▶ [Direction]
Going through the material below, please gather all lines with the word "signal" in them.

* START *

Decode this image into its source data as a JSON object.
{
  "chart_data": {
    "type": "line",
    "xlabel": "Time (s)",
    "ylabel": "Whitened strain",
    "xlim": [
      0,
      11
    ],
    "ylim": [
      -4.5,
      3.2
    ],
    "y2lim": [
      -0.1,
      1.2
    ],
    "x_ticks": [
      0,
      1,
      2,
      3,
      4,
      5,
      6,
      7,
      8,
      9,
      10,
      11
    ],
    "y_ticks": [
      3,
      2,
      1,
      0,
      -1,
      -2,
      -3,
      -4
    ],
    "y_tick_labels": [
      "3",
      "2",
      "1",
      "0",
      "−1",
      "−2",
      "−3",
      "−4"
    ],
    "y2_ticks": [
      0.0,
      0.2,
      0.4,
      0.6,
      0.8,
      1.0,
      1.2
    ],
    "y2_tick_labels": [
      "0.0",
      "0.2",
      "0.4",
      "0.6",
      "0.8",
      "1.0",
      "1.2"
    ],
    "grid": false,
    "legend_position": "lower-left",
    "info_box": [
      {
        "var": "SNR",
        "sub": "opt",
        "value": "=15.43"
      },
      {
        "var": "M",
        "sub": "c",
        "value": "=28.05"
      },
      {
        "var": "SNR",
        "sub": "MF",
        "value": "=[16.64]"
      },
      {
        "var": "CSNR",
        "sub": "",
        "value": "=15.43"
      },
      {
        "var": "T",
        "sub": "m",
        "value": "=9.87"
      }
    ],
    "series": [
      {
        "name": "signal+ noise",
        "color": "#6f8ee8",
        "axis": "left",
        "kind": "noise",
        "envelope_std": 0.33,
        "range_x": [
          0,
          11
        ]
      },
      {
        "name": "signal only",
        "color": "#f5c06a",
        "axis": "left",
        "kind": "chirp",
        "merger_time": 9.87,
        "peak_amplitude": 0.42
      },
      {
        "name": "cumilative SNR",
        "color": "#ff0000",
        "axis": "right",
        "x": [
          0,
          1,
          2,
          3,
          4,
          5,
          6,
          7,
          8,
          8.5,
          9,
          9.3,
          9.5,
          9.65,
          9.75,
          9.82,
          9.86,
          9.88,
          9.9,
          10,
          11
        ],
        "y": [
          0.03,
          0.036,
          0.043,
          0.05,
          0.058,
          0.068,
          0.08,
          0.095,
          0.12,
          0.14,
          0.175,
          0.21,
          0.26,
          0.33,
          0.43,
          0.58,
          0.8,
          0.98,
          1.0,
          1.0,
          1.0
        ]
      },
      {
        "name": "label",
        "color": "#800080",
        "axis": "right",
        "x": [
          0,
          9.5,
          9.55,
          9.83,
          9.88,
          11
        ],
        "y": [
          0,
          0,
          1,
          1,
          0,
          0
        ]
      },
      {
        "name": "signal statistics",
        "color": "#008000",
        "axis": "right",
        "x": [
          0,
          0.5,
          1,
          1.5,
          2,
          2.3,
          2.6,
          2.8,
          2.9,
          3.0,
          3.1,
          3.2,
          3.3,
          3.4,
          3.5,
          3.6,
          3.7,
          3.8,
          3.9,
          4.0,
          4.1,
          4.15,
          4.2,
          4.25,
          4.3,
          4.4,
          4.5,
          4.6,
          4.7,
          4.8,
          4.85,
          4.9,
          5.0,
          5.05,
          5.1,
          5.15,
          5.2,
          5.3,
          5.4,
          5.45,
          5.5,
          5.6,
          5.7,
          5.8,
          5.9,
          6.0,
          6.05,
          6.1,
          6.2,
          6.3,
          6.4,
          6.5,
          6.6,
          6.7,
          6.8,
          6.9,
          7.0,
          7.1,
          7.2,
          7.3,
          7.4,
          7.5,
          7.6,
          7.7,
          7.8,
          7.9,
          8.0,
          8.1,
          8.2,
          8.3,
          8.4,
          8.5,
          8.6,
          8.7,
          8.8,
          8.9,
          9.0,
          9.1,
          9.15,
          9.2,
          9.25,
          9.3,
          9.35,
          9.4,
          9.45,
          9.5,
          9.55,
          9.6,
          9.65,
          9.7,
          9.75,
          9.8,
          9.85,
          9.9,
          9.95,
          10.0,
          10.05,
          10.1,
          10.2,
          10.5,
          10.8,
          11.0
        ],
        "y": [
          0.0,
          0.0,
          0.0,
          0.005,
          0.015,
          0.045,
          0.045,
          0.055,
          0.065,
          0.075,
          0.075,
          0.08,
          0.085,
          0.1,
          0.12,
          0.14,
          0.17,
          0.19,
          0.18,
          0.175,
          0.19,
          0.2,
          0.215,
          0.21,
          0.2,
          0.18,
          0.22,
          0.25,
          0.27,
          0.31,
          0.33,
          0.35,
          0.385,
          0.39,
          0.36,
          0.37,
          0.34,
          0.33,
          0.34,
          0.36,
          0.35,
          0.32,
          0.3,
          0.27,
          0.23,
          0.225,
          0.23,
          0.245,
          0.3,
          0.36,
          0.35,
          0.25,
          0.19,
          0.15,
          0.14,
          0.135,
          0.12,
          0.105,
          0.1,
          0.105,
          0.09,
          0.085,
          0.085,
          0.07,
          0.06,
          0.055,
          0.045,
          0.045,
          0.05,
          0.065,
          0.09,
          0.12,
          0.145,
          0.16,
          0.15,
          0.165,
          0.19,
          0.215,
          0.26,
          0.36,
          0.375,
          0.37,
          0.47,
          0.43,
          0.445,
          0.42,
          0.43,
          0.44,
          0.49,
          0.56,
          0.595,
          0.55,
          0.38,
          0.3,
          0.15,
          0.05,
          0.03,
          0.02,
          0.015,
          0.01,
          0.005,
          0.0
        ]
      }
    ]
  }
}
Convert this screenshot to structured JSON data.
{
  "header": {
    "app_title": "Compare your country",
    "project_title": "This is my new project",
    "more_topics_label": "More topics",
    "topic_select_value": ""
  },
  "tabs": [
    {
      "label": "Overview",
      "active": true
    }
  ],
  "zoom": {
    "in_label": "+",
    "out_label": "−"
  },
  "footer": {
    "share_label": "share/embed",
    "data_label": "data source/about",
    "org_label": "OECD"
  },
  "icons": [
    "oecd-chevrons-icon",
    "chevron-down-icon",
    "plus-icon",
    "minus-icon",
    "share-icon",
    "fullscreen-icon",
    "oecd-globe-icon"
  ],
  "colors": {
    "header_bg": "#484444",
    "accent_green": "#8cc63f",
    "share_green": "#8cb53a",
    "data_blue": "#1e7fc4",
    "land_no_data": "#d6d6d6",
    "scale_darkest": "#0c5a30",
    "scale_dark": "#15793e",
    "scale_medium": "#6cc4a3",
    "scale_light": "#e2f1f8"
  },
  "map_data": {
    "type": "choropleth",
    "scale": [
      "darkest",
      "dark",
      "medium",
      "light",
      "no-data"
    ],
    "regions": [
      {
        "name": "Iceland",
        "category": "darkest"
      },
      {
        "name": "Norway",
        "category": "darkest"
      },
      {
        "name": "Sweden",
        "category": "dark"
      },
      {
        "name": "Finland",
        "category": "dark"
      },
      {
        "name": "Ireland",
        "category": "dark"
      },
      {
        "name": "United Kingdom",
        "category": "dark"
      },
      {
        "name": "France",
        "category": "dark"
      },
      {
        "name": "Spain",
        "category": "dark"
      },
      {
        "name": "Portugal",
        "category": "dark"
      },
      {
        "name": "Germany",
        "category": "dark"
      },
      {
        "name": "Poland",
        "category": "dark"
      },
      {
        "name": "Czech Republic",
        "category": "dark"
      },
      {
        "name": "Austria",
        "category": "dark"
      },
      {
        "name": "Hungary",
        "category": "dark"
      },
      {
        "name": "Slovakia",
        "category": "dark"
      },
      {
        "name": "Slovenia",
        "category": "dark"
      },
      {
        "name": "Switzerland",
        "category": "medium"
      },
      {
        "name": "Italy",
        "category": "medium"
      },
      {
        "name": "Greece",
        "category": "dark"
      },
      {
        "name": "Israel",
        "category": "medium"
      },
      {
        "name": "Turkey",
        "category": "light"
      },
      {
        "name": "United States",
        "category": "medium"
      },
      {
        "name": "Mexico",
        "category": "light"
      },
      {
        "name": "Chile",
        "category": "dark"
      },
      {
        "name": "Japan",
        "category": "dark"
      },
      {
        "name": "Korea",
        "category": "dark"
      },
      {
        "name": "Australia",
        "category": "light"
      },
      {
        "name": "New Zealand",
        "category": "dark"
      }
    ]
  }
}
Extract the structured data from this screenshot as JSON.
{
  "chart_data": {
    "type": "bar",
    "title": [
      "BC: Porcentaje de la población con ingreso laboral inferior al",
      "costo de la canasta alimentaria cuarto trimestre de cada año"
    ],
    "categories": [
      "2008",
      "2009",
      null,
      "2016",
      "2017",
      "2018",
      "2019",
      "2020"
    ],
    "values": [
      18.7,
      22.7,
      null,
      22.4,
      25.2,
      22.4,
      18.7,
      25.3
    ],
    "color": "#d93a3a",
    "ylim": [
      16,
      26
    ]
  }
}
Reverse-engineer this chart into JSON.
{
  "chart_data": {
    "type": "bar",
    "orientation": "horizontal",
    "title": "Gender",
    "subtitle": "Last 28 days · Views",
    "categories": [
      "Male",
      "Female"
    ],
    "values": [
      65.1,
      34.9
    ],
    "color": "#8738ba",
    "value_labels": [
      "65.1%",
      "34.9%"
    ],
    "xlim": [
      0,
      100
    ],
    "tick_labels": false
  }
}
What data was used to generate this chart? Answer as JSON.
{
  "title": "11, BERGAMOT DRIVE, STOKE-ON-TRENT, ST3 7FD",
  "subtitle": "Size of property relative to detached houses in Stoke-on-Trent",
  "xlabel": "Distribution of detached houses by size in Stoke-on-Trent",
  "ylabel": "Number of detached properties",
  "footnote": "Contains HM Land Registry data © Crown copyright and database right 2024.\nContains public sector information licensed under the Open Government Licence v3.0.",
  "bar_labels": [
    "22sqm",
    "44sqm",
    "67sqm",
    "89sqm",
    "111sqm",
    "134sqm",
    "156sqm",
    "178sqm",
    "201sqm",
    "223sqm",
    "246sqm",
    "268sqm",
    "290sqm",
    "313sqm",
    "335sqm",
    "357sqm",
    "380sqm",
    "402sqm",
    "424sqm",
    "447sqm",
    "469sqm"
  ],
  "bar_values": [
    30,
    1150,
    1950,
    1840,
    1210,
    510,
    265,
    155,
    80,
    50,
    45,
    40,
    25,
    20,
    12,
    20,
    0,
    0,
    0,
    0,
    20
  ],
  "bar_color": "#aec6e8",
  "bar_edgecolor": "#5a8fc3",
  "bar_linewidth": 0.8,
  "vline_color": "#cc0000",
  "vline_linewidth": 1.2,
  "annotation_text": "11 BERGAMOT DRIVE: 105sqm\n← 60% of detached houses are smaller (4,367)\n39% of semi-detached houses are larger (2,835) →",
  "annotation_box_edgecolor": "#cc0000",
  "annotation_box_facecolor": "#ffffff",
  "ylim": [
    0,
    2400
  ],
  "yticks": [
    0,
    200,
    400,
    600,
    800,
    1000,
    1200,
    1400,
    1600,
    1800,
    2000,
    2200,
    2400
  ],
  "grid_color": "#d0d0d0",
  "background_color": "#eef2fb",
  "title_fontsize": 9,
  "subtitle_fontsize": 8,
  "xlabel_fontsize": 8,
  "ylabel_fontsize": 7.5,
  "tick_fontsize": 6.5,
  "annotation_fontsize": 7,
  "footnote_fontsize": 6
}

* END *

▶ [Reply to the task]
        "name": "signal+ noise",
        "name": "signal only",
        "name": "signal statistics",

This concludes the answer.